- What is required: Write the records below out again exactly as given, with no images.

- Task material:
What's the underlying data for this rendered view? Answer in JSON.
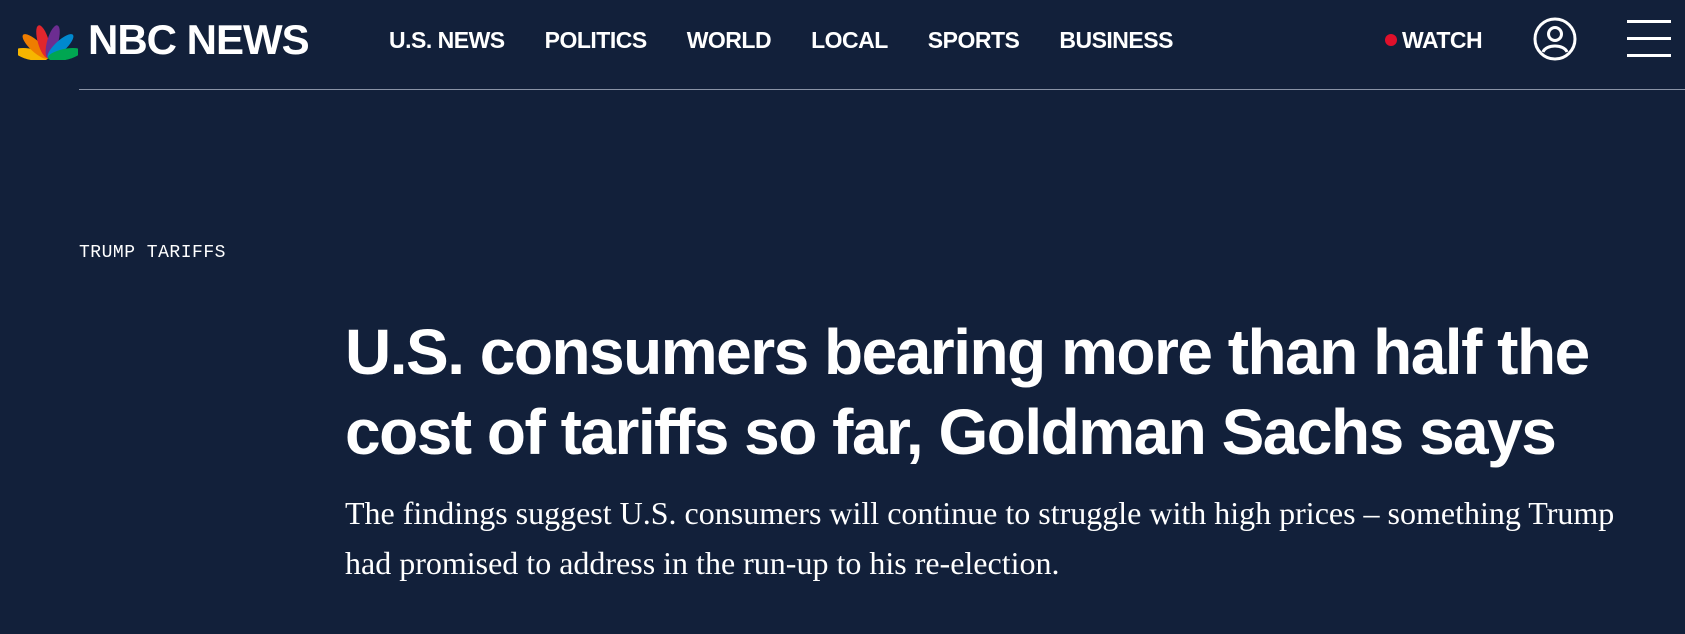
{
  "header": {
    "logo_text": "NBC NEWS",
    "nav": [
      {
        "label": "U.S. NEWS"
      },
      {
        "label": "POLITICS"
      },
      {
        "label": "WORLD"
      },
      {
        "label": "LOCAL"
      },
      {
        "label": "SPORTS"
      },
      {
        "label": "BUSINESS"
      }
    ],
    "watch_label": "WATCH",
    "icons": {
      "logo": "nbc-peacock-icon",
      "live": "live-dot-icon",
      "account": "account-icon",
      "menu": "hamburger-menu-icon"
    }
  },
  "article": {
    "eyebrow": "TRUMP TARIFFS",
    "headline": "U.S. consumers bearing more than half the cost of tariffs so far, Goldman Sachs says",
    "dek": "The findings suggest U.S. consumers will continue to struggle with high prices – something Trump had promised to address in the run-up to his re-election."
  },
  "colors": {
    "background": "#12203a",
    "text": "#ffffff",
    "live_dot": "#e0102b",
    "peacock": [
      "#f7b500",
      "#ef7d00",
      "#e1262d",
      "#6c2d91",
      "#0089cf",
      "#00a651"
    ]
  }
}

- Expected answer:
What's the underlying data for this rendered view? Answer in JSON.
{
  "header": {
    "logo_text": "NBC NEWS",
    "nav": [
      {
        "label": "U.S. NEWS"
      },
      {
        "label": "POLITICS"
      },
      {
        "label": "WORLD"
      },
      {
        "label": "LOCAL"
      },
      {
        "label": "SPORTS"
      },
      {
        "label": "BUSINESS"
      }
    ],
    "watch_label": "WATCH",
    "icons": {
      "logo": "nbc-peacock-icon",
      "live": "live-dot-icon",
      "account": "account-icon",
      "menu": "hamburger-menu-icon"
    }
  },
  "article": {
    "eyebrow": "TRUMP TARIFFS",
    "headline": "U.S. consumers bearing more than half the cost of tariffs so far, Goldman Sachs says",
    "dek": "The findings suggest U.S. consumers will continue to struggle with high prices – something Trump had promised to address in the run-up to his re-election."
  },
  "colors": {
    "background": "#12203a",
    "text": "#ffffff",
    "live_dot": "#e0102b",
    "peacock": [
      "#f7b500",
      "#ef7d00",
      "#e1262d",
      "#6c2d91",
      "#0089cf",
      "#00a651"
    ]
  }
}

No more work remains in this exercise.